What the task asks >> Reproduce all the entries exactly.

Stored data entries >>
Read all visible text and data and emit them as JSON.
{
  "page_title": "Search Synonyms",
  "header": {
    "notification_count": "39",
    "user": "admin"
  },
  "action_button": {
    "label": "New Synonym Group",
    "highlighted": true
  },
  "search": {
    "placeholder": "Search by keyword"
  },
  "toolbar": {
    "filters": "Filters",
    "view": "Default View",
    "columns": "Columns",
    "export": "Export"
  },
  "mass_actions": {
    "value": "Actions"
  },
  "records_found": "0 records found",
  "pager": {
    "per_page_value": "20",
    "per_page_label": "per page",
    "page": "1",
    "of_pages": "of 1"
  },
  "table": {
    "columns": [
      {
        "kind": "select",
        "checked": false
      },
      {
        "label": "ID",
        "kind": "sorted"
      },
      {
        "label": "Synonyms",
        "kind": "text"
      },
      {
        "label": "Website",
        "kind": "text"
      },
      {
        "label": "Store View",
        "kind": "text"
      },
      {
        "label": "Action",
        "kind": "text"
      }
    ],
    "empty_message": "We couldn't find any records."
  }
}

Completed exercise >>
Read all visible text and data and emit them as JSON.
{
  "page_title": "Search Synonyms",
  "header": {
    "notification_count": "39",
    "user": "admin"
  },
  "action_button": {
    "label": "New Synonym Group",
    "highlighted": true
  },
  "search": {
    "placeholder": "Search by keyword"
  },
  "toolbar": {
    "filters": "Filters",
    "view": "Default View",
    "columns": "Columns",
    "export": "Export"
  },
  "mass_actions": {
    "value": "Actions"
  },
  "records_found": "0 records found",
  "pager": {
    "per_page_value": "20",
    "per_page_label": "per page",
    "page": "1",
    "of_pages": "of 1"
  },
  "table": {
    "columns": [
      {
        "kind": "select",
        "checked": false
      },
      {
        "label": "ID",
        "kind": "sorted"
      },
      {
        "label": "Synonyms",
        "kind": "text"
      },
      {
        "label": "Website",
        "kind": "text"
      },
      {
        "label": "Store View",
        "kind": "text"
      },
      {
        "label": "Action",
        "kind": "text"
      }
    ],
    "empty_message": "We couldn't find any records."
  }
}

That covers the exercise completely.